**Entries supplied**
------
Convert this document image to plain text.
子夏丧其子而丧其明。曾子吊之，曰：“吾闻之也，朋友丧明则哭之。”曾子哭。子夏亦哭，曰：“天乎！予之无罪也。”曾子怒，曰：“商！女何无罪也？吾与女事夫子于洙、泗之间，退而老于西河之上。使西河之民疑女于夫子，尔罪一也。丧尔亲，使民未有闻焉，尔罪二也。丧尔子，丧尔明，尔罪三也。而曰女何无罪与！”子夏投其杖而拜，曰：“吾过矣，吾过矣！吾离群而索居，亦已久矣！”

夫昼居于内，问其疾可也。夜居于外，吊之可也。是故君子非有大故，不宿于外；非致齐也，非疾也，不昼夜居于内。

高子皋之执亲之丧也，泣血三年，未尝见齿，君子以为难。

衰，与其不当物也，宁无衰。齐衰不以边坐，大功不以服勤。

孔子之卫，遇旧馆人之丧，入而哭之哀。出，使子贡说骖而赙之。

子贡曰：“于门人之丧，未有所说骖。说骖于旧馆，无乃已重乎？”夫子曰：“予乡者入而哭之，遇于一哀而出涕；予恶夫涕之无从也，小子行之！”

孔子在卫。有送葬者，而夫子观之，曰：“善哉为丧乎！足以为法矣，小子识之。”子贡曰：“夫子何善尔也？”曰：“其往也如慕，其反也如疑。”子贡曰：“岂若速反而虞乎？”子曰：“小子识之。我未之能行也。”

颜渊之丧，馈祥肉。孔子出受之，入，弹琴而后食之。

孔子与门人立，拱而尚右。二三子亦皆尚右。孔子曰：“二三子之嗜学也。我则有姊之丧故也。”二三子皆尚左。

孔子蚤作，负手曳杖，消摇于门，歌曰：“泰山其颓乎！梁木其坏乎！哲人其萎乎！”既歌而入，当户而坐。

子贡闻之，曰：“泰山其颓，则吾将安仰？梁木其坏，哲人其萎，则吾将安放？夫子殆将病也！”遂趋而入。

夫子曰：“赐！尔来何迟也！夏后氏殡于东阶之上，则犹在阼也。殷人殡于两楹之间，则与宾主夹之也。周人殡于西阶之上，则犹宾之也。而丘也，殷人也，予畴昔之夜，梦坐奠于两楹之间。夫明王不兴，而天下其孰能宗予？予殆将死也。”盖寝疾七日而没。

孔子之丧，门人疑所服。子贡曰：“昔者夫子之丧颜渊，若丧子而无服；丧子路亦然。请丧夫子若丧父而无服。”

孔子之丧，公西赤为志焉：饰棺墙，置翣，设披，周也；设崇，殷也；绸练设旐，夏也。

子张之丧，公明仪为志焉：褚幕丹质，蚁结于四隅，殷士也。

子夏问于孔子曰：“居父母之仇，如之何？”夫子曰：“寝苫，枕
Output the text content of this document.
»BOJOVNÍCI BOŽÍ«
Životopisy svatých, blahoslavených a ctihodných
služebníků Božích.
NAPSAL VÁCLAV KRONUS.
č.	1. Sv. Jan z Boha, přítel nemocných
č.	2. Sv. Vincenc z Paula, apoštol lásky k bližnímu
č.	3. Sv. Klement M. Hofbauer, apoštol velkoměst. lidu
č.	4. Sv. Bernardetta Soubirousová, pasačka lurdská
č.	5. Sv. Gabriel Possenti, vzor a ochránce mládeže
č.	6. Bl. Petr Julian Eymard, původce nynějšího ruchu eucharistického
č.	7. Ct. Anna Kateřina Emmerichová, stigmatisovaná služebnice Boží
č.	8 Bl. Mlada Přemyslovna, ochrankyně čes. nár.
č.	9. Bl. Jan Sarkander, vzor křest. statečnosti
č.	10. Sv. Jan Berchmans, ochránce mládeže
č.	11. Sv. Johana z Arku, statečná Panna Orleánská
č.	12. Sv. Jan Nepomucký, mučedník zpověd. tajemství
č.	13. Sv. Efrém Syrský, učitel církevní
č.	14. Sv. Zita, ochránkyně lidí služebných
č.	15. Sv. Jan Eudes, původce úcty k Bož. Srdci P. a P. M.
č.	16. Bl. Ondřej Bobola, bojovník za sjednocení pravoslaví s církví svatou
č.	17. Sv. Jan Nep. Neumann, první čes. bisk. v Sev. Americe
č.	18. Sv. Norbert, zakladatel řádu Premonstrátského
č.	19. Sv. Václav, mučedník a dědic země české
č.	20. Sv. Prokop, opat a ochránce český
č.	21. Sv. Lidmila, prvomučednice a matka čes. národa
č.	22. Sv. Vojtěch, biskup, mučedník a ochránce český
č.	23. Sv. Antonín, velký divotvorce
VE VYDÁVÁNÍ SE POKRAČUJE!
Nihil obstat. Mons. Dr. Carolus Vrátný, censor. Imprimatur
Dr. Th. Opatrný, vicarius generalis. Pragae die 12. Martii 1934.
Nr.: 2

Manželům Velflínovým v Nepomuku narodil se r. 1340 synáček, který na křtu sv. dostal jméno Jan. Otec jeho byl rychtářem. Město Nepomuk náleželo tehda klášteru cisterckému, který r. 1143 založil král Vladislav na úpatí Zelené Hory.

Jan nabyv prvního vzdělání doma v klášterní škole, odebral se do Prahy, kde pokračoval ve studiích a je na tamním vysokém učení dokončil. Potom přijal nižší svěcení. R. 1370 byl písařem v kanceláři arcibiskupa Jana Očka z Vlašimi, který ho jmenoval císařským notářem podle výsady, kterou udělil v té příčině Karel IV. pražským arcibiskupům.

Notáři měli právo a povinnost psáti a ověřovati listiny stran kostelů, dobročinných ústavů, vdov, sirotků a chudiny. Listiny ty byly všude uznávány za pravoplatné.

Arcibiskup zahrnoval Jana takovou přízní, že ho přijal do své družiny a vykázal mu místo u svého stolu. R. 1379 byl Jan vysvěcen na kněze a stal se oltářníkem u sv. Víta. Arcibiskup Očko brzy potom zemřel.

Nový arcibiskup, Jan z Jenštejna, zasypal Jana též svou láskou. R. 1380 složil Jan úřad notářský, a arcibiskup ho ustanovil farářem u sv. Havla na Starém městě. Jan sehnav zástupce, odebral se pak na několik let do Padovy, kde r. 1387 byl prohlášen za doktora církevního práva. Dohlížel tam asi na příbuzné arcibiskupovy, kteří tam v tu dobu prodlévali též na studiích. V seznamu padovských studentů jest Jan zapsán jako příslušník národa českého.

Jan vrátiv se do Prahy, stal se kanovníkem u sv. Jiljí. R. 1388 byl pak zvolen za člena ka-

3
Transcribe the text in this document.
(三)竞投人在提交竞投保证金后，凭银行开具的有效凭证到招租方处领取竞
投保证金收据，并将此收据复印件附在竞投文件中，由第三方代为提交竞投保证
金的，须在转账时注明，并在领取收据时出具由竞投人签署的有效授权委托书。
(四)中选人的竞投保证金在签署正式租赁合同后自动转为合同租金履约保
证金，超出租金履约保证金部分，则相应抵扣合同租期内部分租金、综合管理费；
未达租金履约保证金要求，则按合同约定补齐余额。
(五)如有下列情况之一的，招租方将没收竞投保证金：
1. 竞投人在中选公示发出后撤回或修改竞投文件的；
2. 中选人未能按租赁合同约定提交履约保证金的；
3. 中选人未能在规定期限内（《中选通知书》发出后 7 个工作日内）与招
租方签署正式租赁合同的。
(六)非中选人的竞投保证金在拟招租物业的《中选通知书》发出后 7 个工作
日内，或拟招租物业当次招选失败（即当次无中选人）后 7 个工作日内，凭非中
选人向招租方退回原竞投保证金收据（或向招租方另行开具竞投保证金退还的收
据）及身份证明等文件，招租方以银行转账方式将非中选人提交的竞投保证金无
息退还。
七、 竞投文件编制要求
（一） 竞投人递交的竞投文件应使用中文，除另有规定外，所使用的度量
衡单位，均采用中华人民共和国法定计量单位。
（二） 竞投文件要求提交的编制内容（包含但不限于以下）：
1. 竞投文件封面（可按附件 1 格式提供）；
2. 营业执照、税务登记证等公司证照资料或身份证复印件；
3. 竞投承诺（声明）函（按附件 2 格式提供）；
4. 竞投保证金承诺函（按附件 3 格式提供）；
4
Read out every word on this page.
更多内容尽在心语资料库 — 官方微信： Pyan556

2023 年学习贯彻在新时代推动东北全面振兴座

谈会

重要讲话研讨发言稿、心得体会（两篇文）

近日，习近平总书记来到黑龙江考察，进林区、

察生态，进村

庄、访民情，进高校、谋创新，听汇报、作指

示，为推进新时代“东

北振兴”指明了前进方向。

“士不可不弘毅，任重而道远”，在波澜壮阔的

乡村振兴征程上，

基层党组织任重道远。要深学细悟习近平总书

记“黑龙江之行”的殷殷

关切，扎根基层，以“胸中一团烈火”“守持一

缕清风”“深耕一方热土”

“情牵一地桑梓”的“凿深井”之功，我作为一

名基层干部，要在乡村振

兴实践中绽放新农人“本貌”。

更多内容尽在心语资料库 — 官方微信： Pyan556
------
**Given exercise**
Go over the records above and tally the lines with the word "text" in them. Give the number alone.

**Completed exercise**
3